[start]
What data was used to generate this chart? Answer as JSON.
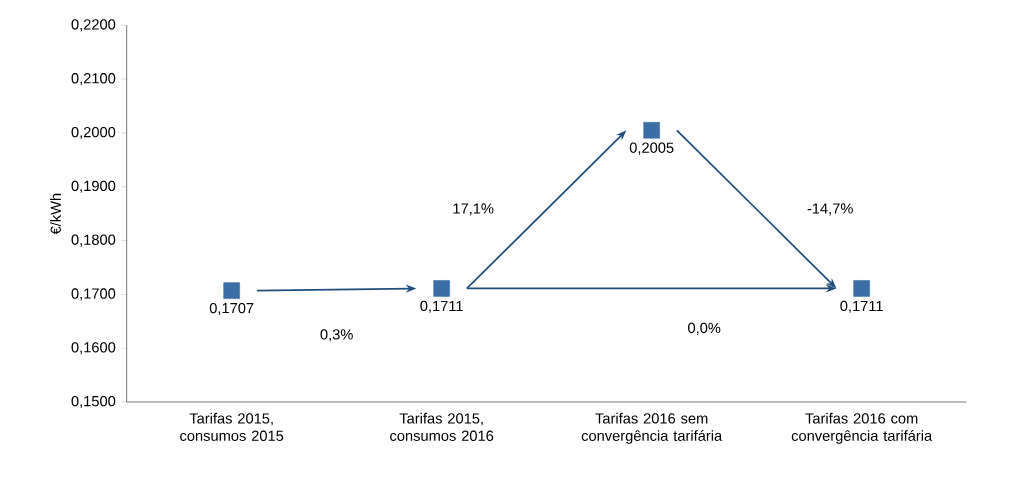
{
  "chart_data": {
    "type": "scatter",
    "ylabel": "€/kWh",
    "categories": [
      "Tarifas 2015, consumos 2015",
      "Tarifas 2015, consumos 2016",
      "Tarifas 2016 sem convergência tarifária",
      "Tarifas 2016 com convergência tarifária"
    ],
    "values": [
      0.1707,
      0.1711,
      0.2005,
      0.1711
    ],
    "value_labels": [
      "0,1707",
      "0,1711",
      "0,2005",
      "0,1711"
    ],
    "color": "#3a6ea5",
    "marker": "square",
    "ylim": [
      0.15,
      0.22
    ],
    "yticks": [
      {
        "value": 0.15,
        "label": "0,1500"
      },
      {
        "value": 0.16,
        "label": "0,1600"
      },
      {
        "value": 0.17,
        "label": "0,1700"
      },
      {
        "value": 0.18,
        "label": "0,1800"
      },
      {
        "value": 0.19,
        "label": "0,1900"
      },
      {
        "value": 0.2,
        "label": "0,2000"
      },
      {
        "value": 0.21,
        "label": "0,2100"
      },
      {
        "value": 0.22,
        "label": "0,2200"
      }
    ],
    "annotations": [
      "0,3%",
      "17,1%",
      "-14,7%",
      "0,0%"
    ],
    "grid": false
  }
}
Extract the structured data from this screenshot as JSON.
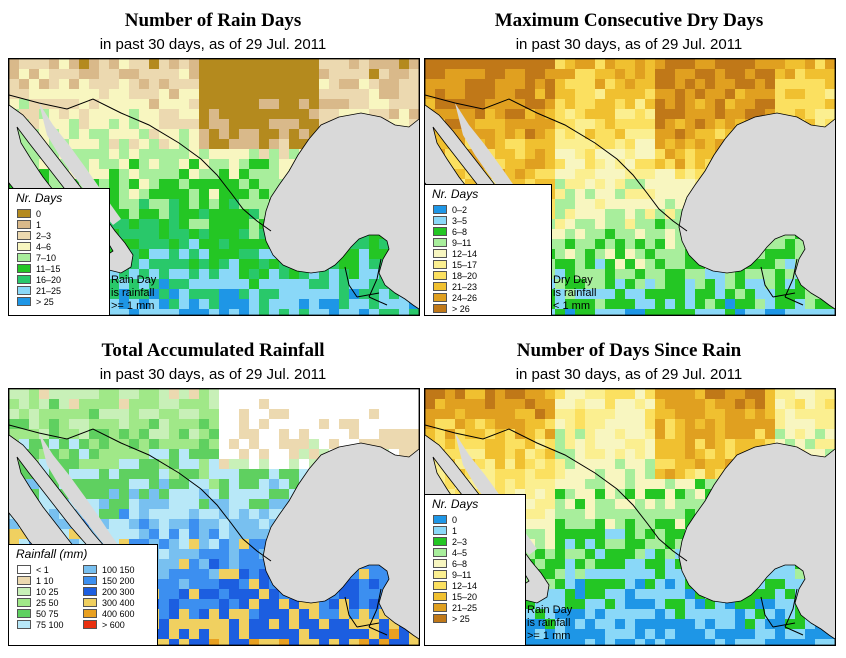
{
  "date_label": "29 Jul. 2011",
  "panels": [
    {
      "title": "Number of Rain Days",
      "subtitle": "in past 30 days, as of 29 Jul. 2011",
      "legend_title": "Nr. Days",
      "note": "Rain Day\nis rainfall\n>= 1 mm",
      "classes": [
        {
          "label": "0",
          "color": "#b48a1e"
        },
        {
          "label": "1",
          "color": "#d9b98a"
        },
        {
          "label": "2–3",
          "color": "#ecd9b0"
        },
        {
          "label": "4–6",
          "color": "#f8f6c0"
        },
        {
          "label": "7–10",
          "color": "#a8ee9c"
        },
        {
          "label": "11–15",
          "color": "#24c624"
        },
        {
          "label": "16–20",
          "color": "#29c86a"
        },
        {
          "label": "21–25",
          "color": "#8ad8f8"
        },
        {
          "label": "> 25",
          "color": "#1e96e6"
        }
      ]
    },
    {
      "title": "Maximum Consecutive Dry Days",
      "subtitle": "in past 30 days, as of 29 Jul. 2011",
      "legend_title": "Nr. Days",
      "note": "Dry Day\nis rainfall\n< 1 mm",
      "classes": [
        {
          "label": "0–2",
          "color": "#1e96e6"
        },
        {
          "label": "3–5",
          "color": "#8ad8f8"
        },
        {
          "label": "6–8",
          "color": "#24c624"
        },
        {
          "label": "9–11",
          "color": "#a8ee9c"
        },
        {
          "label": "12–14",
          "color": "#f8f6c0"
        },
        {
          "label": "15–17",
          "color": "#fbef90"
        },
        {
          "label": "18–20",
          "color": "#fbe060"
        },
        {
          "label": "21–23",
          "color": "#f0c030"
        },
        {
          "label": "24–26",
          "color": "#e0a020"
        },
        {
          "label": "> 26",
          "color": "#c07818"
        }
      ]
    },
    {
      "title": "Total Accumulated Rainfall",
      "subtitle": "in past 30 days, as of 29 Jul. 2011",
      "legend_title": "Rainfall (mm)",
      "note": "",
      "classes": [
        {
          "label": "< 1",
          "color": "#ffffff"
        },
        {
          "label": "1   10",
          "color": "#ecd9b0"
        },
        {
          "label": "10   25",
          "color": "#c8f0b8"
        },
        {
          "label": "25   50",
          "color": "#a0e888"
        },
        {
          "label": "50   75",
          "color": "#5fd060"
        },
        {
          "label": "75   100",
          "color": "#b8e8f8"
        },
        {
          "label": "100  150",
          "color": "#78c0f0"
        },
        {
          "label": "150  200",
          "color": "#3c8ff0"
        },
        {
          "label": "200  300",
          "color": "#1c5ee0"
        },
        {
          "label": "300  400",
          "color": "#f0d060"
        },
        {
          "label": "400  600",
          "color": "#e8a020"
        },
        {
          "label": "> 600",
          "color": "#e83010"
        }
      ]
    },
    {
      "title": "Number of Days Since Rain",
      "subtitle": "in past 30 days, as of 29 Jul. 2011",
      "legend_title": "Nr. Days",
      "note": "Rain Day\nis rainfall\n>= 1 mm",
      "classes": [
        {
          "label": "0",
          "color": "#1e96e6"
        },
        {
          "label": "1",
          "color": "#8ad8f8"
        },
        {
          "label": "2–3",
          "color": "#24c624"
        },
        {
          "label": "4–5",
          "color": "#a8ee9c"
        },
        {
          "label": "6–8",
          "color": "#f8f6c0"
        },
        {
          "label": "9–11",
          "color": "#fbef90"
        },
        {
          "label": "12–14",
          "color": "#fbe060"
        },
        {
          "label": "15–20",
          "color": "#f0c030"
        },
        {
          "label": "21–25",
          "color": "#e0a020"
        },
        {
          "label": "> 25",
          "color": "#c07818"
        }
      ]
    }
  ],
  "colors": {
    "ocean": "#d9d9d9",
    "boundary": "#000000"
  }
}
[end]
» **Exercise task**
Each entry shown above must be quoted exactly, with its pictures left out.

» **Answer to the task**
What data was used to generate this chart? Answer as JSON.
{
  "chart_data": {
    "type": "scatter",
    "ylabel": "€/kWh",
    "categories": [
      "Tarifas 2015, consumos 2015",
      "Tarifas 2015, consumos 2016",
      "Tarifas 2016 sem convergência tarifária",
      "Tarifas 2016 com convergência tarifária"
    ],
    "values": [
      0.1707,
      0.1711,
      0.2005,
      0.1711
    ],
    "value_labels": [
      "0,1707",
      "0,1711",
      "0,2005",
      "0,1711"
    ],
    "color": "#3a6ea5",
    "marker": "square",
    "ylim": [
      0.15,
      0.22
    ],
    "yticks": [
      {
        "value": 0.15,
        "label": "0,1500"
      },
      {
        "value": 0.16,
        "label": "0,1600"
      },
      {
        "value": 0.17,
        "label": "0,1700"
      },
      {
        "value": 0.18,
        "label": "0,1800"
      },
      {
        "value": 0.19,
        "label": "0,1900"
      },
      {
        "value": 0.2,
        "label": "0,2000"
      },
      {
        "value": 0.21,
        "label": "0,2100"
      },
      {
        "value": 0.22,
        "label": "0,2200"
      }
    ],
    "annotations": [
      "0,3%",
      "17,1%",
      "-14,7%",
      "0,0%"
    ],
    "grid": false
  }
}
Extract the structured data from this screenshot as JSON.
{
  "date_label": "29 Jul. 2011",
  "panels": [
    {
      "title": "Number of Rain Days",
      "subtitle": "in past 30 days, as of 29 Jul. 2011",
      "legend_title": "Nr. Days",
      "note": "Rain Day\nis rainfall\n>= 1 mm",
      "classes": [
        {
          "label": "0",
          "color": "#b48a1e"
        },
        {
          "label": "1",
          "color": "#d9b98a"
        },
        {
          "label": "2–3",
          "color": "#ecd9b0"
        },
        {
          "label": "4–6",
          "color": "#f8f6c0"
        },
        {
          "label": "7–10",
          "color": "#a8ee9c"
        },
        {
          "label": "11–15",
          "color": "#24c624"
        },
        {
          "label": "16–20",
          "color": "#29c86a"
        },
        {
          "label": "21–25",
          "color": "#8ad8f8"
        },
        {
          "label": "> 25",
          "color": "#1e96e6"
        }
      ]
    },
    {
      "title": "Maximum Consecutive Dry Days",
      "subtitle": "in past 30 days, as of 29 Jul. 2011",
      "legend_title": "Nr. Days",
      "note": "Dry Day\nis rainfall\n< 1 mm",
      "classes": [
        {
          "label": "0–2",
          "color": "#1e96e6"
        },
        {
          "label": "3–5",
          "color": "#8ad8f8"
        },
        {
          "label": "6–8",
          "color": "#24c624"
        },
        {
          "label": "9–11",
          "color": "#a8ee9c"
        },
        {
          "label": "12–14",
          "color": "#f8f6c0"
        },
        {
          "label": "15–17",
          "color": "#fbef90"
        },
        {
          "label": "18–20",
          "color": "#fbe060"
        },
        {
          "label": "21–23",
          "color": "#f0c030"
        },
        {
          "label": "24–26",
          "color": "#e0a020"
        },
        {
          "label": "> 26",
          "color": "#c07818"
        }
      ]
    },
    {
      "title": "Total Accumulated Rainfall",
      "subtitle": "in past 30 days, as of 29 Jul. 2011",
      "legend_title": "Rainfall (mm)",
      "note": "",
      "classes": [
        {
          "label": "< 1",
          "color": "#ffffff"
        },
        {
          "label": "1   10",
          "color": "#ecd9b0"
        },
        {
          "label": "10   25",
          "color": "#c8f0b8"
        },
        {
          "label": "25   50",
          "color": "#a0e888"
        },
        {
          "label": "50   75",
          "color": "#5fd060"
        },
        {
          "label": "75   100",
          "color": "#b8e8f8"
        },
        {
          "label": "100  150",
          "color": "#78c0f0"
        },
        {
          "label": "150  200",
          "color": "#3c8ff0"
        },
        {
          "label": "200  300",
          "color": "#1c5ee0"
        },
        {
          "label": "300  400",
          "color": "#f0d060"
        },
        {
          "label": "400  600",
          "color": "#e8a020"
        },
        {
          "label": "> 600",
          "color": "#e83010"
        }
      ]
    },
    {
      "title": "Number of Days Since Rain",
      "subtitle": "in past 30 days, as of 29 Jul. 2011",
      "legend_title": "Nr. Days",
      "note": "Rain Day\nis rainfall\n>= 1 mm",
      "classes": [
        {
          "label": "0",
          "color": "#1e96e6"
        },
        {
          "label": "1",
          "color": "#8ad8f8"
        },
        {
          "label": "2–3",
          "color": "#24c624"
        },
        {
          "label": "4–5",
          "color": "#a8ee9c"
        },
        {
          "label": "6–8",
          "color": "#f8f6c0"
        },
        {
          "label": "9–11",
          "color": "#fbef90"
        },
        {
          "label": "12–14",
          "color": "#fbe060"
        },
        {
          "label": "15–20",
          "color": "#f0c030"
        },
        {
          "label": "21–25",
          "color": "#e0a020"
        },
        {
          "label": "> 25",
          "color": "#c07818"
        }
      ]
    }
  ],
  "colors": {
    "ocean": "#d9d9d9",
    "boundary": "#000000"
  }
}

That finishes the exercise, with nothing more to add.